▶ Exercise prompt: List all lines in the material below that contain "stöd".

* * * * * * * * *

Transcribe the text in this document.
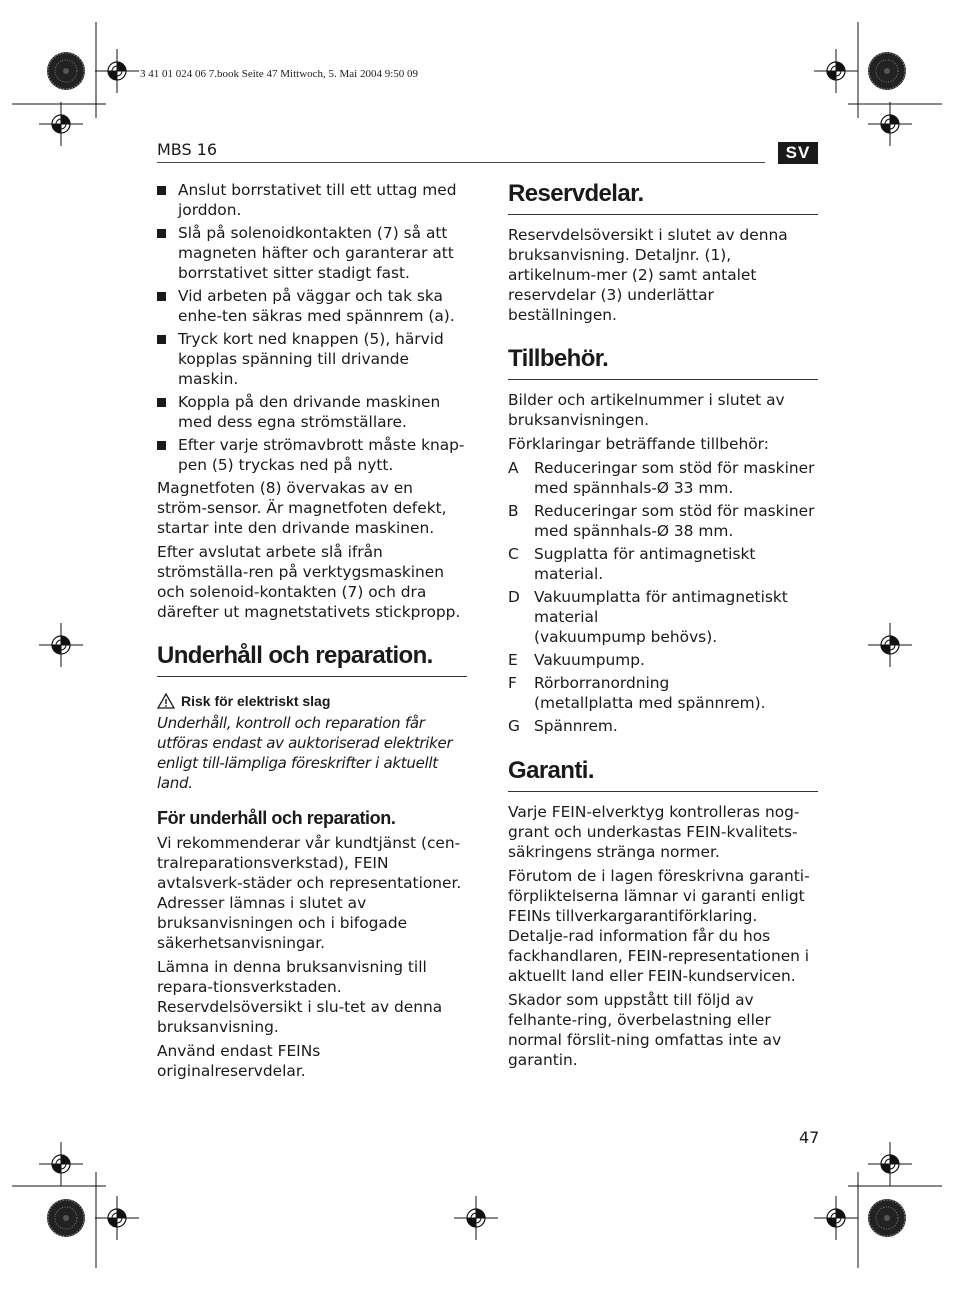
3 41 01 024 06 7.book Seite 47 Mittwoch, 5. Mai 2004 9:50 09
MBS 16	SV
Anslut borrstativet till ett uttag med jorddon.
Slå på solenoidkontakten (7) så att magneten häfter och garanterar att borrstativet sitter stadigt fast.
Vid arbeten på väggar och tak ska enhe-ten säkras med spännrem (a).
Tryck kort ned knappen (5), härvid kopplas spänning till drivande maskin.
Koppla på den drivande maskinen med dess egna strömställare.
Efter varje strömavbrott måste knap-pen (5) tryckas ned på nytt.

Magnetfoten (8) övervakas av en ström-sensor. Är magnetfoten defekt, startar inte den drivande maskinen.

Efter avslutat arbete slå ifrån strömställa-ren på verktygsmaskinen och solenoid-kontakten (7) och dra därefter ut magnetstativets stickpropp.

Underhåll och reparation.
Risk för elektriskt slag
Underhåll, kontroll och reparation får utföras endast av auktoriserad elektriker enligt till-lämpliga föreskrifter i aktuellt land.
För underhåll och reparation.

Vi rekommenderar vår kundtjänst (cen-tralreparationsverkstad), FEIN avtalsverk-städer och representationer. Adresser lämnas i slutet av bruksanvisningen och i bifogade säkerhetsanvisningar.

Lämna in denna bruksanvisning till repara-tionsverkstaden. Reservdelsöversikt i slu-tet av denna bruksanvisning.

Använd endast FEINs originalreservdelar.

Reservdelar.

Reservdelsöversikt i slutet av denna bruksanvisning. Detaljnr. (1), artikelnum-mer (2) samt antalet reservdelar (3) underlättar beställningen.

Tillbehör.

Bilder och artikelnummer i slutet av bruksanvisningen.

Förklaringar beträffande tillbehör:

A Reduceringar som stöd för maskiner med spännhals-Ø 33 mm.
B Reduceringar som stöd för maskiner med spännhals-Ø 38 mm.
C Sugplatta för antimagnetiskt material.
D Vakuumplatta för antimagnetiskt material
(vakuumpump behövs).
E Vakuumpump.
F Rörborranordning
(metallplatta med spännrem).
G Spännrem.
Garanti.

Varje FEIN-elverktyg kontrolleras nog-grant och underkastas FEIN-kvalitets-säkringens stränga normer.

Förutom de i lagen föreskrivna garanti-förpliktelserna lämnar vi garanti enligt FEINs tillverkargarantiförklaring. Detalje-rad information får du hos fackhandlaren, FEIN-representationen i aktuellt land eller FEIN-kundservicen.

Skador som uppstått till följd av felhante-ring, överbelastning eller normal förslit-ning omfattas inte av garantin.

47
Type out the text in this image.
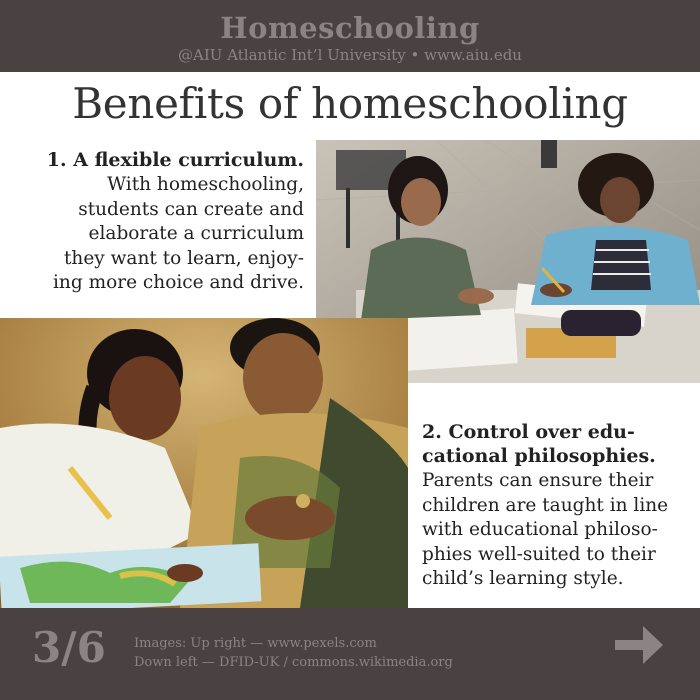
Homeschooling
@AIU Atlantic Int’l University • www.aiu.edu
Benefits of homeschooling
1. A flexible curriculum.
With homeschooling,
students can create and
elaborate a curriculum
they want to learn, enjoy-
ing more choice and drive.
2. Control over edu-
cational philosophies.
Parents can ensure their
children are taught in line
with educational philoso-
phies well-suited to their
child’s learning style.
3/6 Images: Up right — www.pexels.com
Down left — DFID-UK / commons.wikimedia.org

* * * * * * * * *

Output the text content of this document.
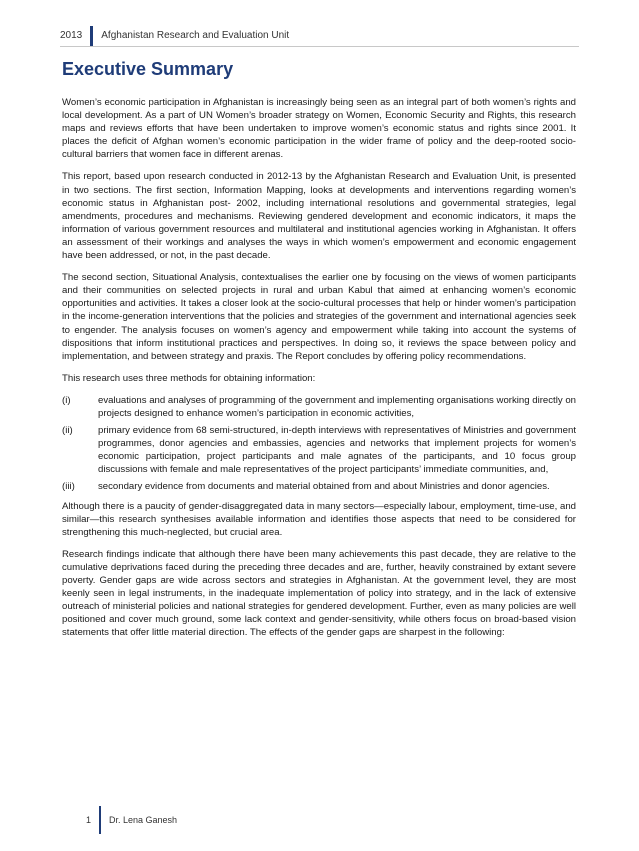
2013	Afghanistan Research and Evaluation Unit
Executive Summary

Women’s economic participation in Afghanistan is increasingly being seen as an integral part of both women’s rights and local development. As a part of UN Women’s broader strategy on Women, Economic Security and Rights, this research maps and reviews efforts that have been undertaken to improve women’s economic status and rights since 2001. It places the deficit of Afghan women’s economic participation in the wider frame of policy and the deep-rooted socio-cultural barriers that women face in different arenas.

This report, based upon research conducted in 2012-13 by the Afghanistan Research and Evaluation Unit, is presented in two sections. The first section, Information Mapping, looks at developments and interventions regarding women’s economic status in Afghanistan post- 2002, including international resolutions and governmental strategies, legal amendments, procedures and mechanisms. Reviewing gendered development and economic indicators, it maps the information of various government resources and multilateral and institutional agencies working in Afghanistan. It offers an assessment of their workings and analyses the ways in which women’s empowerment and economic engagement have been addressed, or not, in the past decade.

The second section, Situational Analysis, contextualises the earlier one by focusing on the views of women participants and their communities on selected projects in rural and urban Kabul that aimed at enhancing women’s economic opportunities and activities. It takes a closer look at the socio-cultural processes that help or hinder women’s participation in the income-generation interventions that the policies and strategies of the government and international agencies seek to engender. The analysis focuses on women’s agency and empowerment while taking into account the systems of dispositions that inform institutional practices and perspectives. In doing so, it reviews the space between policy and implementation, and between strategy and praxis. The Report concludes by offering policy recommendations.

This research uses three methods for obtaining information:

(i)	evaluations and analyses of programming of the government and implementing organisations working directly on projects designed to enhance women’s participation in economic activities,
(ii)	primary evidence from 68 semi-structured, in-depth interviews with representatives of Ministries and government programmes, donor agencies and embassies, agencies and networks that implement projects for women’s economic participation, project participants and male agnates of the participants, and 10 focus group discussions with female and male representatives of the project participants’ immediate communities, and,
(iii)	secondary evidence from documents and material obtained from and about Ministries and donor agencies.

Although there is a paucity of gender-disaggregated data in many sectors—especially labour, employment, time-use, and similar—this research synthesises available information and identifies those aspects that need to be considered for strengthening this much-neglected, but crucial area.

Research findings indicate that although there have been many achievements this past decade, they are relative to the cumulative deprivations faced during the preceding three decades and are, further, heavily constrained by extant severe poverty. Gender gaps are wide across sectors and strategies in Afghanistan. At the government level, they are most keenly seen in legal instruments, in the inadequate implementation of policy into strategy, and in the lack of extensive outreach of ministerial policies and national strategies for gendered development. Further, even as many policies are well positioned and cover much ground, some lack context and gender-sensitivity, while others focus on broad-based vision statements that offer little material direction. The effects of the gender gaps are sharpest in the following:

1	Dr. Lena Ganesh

* * * * * * * * *

▶ Correct response:
A Reduceringar som stöd för maskiner med spännhals-Ø 33 mm.
B Reduceringar som stöd för maskiner med spännhals-Ø 38 mm.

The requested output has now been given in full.